*** TASK DATA ***

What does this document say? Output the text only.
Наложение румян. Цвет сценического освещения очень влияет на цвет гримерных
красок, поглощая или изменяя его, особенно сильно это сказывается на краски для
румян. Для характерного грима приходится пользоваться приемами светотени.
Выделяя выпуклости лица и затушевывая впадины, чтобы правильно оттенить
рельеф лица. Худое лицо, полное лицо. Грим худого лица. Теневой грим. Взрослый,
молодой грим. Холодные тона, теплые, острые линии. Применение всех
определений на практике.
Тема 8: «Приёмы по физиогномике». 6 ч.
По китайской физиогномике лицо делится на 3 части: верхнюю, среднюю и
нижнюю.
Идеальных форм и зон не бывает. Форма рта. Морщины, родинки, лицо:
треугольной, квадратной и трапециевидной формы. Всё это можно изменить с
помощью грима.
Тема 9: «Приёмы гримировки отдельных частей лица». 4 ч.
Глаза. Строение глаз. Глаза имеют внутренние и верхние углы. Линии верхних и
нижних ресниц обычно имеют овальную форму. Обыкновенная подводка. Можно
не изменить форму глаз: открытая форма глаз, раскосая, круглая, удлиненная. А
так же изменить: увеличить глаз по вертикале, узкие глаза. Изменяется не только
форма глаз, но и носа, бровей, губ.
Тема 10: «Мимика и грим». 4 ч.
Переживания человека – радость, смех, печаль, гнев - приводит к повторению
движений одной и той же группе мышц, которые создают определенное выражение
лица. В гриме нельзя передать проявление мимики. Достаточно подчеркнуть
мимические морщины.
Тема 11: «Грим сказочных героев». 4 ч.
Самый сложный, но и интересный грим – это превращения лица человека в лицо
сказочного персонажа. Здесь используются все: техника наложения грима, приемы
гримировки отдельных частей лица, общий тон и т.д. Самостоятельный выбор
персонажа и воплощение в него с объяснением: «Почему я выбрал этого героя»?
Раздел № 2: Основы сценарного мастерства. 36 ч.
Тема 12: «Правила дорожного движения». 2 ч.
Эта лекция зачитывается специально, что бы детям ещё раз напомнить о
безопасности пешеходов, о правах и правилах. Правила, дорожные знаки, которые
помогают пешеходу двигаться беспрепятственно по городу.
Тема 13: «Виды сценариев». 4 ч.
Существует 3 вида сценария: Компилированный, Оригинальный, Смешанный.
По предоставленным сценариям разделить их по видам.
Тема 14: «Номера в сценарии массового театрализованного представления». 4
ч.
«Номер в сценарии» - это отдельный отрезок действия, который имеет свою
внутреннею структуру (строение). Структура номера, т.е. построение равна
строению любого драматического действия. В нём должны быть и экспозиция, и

***
*** TASK DATA ***

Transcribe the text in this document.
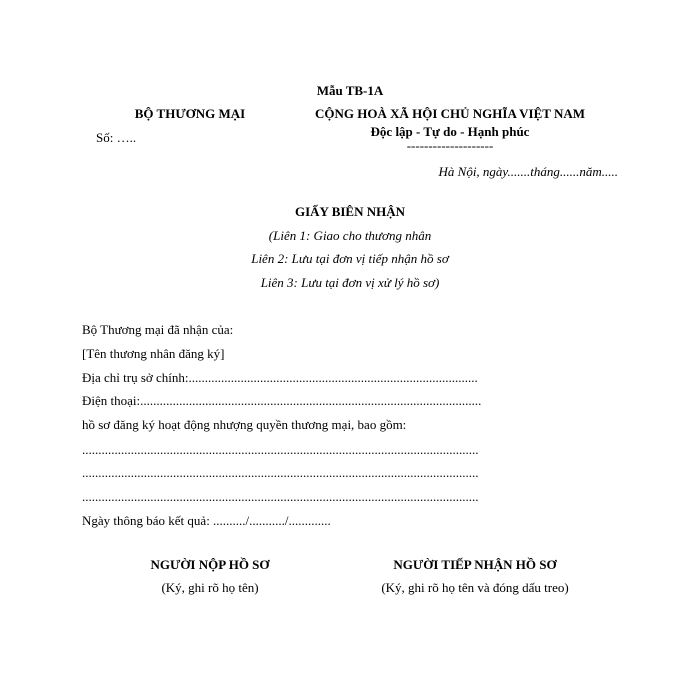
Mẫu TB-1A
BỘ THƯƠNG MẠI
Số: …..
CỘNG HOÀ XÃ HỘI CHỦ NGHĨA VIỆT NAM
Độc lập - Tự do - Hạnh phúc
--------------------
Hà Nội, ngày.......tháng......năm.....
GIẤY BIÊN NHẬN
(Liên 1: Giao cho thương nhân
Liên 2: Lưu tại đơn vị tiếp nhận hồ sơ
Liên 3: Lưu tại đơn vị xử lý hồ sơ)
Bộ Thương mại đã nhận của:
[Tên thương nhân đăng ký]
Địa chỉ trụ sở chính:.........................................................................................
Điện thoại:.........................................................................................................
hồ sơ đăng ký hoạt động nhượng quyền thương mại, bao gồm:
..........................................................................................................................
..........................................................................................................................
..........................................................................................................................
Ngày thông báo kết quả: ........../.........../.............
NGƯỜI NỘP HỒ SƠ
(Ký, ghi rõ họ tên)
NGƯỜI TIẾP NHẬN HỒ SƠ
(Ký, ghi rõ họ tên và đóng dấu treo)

***
*** TASK DATA ***

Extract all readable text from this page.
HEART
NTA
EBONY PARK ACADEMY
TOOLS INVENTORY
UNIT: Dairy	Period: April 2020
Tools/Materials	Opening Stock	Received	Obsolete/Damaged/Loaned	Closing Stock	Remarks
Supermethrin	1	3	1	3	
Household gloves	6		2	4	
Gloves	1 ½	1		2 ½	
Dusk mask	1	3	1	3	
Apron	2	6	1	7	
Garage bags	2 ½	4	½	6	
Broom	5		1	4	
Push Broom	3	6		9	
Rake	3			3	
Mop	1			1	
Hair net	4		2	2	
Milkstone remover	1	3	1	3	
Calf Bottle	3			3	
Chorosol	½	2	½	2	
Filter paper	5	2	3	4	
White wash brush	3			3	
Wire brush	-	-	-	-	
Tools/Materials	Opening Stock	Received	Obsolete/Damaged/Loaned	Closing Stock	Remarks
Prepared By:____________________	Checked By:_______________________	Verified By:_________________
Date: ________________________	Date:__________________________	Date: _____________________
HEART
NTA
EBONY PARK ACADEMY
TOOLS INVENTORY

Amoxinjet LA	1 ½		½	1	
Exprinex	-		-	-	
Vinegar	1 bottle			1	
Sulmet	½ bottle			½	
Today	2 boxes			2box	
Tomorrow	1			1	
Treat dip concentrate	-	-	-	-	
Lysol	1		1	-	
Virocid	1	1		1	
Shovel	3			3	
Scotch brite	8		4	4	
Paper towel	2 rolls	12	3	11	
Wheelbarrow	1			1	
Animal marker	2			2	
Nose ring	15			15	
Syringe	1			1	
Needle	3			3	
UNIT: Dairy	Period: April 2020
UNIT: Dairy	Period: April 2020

***

Each line holding "text" must be found and copied.

:: COMPLETE RESPONSE ::
What does this document say? Output the text only.
Transcribe the text in this document.
Extract all readable text from this page.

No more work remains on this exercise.